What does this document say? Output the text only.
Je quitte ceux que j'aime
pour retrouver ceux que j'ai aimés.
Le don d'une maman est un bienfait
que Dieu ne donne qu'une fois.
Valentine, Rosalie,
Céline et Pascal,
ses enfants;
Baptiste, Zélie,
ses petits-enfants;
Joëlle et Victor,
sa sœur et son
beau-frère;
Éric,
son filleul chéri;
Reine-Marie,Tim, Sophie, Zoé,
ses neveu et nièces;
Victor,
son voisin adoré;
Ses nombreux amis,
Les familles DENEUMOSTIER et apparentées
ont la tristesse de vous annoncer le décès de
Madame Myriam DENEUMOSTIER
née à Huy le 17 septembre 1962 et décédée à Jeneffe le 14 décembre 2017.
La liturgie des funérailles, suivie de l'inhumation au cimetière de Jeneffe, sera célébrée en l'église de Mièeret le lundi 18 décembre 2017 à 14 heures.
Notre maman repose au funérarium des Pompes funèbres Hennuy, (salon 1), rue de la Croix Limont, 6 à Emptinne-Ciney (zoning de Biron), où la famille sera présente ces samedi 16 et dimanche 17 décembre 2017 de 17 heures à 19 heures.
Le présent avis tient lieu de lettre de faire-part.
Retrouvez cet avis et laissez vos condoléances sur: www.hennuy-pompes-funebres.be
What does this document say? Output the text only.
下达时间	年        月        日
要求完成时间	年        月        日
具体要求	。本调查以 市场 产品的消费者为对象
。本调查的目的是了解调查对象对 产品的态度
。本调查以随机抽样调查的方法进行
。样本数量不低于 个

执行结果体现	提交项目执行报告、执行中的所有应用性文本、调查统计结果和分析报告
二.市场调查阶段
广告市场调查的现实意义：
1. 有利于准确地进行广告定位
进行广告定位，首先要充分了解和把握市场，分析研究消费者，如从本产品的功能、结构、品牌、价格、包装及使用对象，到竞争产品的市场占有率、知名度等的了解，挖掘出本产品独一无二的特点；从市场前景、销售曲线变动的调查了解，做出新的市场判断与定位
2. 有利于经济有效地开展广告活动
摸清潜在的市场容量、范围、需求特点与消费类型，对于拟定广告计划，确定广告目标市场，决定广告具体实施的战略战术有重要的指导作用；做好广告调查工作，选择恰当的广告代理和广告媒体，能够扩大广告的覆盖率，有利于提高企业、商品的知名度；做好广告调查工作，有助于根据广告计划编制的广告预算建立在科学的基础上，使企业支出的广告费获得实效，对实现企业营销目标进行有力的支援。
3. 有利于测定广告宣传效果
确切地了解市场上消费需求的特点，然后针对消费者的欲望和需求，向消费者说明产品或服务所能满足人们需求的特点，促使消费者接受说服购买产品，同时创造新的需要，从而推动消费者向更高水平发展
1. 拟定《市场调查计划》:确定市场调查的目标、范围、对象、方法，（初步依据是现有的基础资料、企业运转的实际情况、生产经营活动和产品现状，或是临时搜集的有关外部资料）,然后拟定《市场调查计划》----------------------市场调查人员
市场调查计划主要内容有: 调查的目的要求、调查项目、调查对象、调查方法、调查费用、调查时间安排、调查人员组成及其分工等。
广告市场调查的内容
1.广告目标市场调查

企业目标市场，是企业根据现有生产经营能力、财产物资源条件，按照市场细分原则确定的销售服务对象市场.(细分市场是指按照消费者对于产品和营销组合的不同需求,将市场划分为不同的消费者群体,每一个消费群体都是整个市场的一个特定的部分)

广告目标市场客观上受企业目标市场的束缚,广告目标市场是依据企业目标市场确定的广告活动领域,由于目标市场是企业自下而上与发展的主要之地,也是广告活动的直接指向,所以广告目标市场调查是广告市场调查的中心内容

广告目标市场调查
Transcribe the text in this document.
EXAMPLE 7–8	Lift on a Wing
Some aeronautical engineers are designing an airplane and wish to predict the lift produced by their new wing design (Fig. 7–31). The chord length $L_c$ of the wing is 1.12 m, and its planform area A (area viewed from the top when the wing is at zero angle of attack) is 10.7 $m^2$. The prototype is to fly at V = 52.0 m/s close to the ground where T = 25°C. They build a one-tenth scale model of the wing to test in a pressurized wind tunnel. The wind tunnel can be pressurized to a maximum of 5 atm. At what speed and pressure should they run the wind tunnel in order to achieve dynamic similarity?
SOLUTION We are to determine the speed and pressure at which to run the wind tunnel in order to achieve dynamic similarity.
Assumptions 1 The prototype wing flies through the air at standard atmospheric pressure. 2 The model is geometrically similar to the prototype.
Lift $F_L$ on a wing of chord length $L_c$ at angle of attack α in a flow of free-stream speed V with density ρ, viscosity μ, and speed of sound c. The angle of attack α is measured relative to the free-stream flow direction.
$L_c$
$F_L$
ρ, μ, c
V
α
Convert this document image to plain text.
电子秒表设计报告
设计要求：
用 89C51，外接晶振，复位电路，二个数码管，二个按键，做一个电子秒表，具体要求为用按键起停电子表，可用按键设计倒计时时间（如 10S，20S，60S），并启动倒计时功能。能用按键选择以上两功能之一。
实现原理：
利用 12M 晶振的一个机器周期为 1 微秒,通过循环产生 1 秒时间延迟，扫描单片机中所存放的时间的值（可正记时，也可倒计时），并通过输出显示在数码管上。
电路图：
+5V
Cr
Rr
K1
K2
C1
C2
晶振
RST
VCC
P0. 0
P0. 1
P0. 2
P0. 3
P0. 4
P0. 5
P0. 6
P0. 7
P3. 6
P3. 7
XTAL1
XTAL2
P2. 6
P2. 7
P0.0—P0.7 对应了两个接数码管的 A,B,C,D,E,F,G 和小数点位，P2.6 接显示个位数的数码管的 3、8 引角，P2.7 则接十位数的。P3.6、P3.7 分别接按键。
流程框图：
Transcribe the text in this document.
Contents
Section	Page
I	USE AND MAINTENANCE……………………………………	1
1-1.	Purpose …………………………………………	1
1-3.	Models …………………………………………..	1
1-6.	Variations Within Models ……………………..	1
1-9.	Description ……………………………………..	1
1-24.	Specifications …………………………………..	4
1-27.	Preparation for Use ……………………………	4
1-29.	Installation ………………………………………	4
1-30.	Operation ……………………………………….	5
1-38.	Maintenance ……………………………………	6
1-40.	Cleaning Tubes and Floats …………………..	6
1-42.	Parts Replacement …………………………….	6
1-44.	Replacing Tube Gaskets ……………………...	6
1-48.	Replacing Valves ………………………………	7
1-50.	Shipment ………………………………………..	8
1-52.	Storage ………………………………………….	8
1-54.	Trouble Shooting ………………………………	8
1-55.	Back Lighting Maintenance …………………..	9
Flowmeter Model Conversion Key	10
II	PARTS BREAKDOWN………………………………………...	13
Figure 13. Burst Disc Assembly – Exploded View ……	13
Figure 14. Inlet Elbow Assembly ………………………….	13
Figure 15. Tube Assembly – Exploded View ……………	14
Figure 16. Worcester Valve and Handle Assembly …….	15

☆ ☆ ☆ ☆

■ **WRITTEN INSTRUCTION**: Where a line holds "ceux", copy that line.

■ **EXERCISE ANSWER**:
Je quitte ceux que j'aime
pour retrouver ceux que j'ai aimés.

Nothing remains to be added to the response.